What this task involves =
Only the pictures are to be left out; set down the rest of the records exactly.

BEGIN Dataset entries

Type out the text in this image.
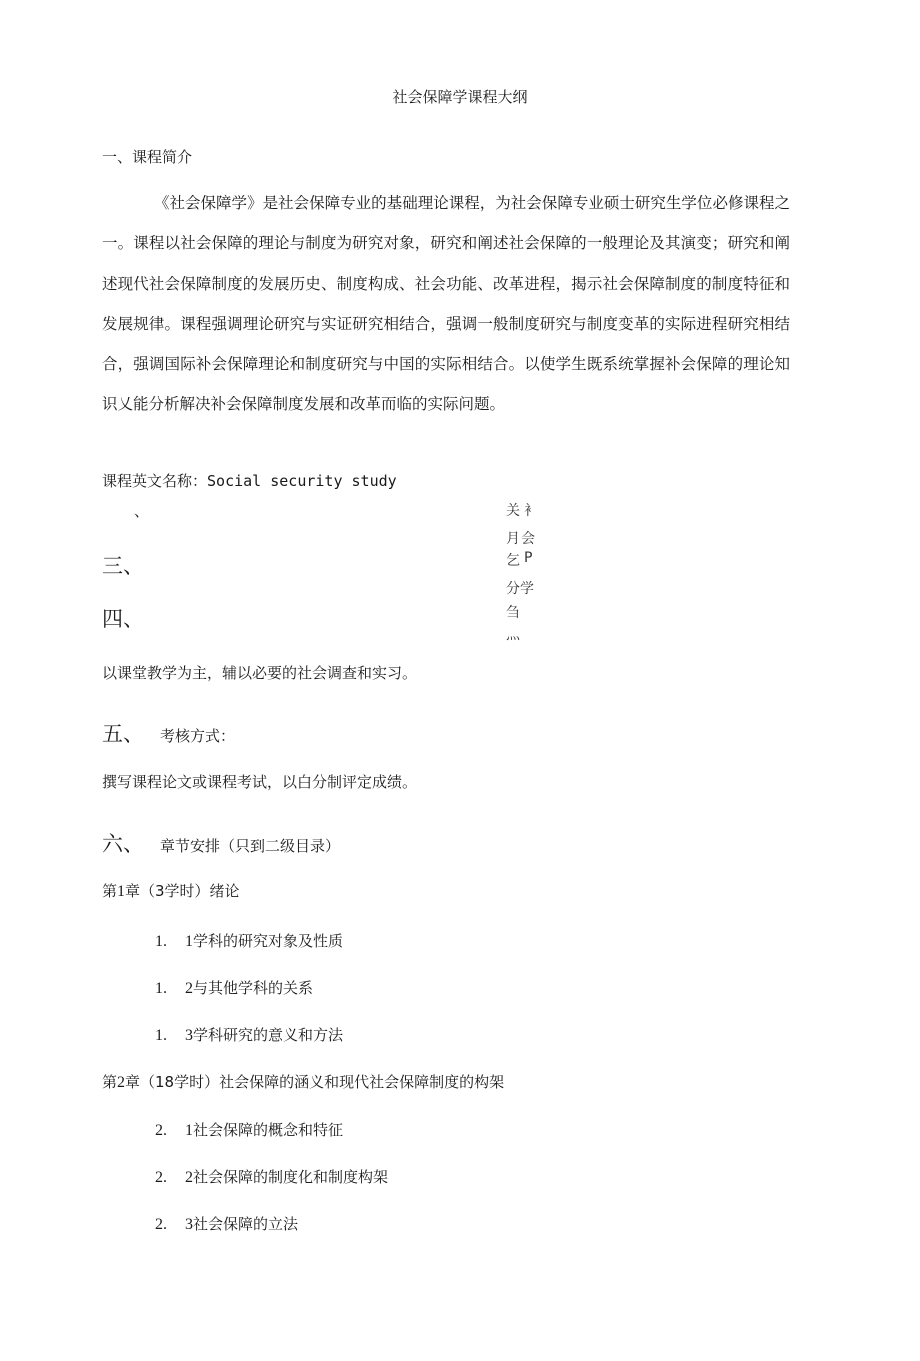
社会保障学课程大纲
一、课程简介
《社会保障学》是社会保障专业的基础理论课程，为社会保障专业硕士研究生学位必修课程之一。课程以社会保障的理论与制度为研究对象，研究和阐述社会保障的一般理论及其演变；研究和阐述现代社会保障制度的发展历史、制度构成、社会功能、改革进程，揭示社会保障制度的制度特征和发展规律。课程强调理论研究与实证研究相结合，强调一般制度研究与制度变革的实际进程研究相结合，强调国际补会保障理论和制度研究与中国的实际相结合。以使学生既系统掌握补会保障的理论知识乂能分析解决补会保障制度发展和改革而临的实际问题。
课程英文名称：Social security study
、
三、
四、
衤
会
P
学
关
月
乞
分
刍
灬
以课堂教学为主，辅以必要的社会调查和实习。
五、 考核方式：
撰写课程论文或课程考试，以白分制评定成绩。
六、 章节安排（只到二级目录）
第1章（3学时）绪论
1. 1学科的研究对象及性质
1. 2与其他学科的关系
1. 3学科研究的意义和方法
第2章（18学时）社会保障的涵义和现代社会保障制度的构架
2. 1社会保障的概念和特征
2. 2社会保障的制度化和制度构架
2. 3社会保障的立法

END Dataset entries

Exercise response =
Type out the text in this image.
社会保障学课程大纲
一、课程简介
《社会保障学》是社会保障专业的基础理论课程，为社会保障专业硕士研究生学位必修课程之一。课程以社会保障的理论与制度为研究对象，研究和阐述社会保障的一般理论及其演变；研究和阐述现代社会保障制度的发展历史、制度构成、社会功能、改革进程，揭示社会保障制度的制度特征和发展规律。课程强调理论研究与实证研究相结合，强调一般制度研究与制度变革的实际进程研究相结合，强调国际补会保障理论和制度研究与中国的实际相结合。以使学生既系统掌握补会保障的理论知识乂能分析解决补会保障制度发展和改革而临的实际问题。
课程英文名称：Social security study
、
三、
四、
衤
会
P
学
关
月
乞
分
刍
灬
以课堂教学为主，辅以必要的社会调查和实习。
五、 考核方式：
撰写课程论文或课程考试，以白分制评定成绩。
六、 章节安排（只到二级目录）
第1章（3学时）绪论
1. 1学科的研究对象及性质
1. 2与其他学科的关系
1. 3学科研究的意义和方法
第2章（18学时）社会保障的涵义和现代社会保障制度的构架
2. 1社会保障的概念和特征
2. 2社会保障的制度化和制度构架
2. 3社会保障的立法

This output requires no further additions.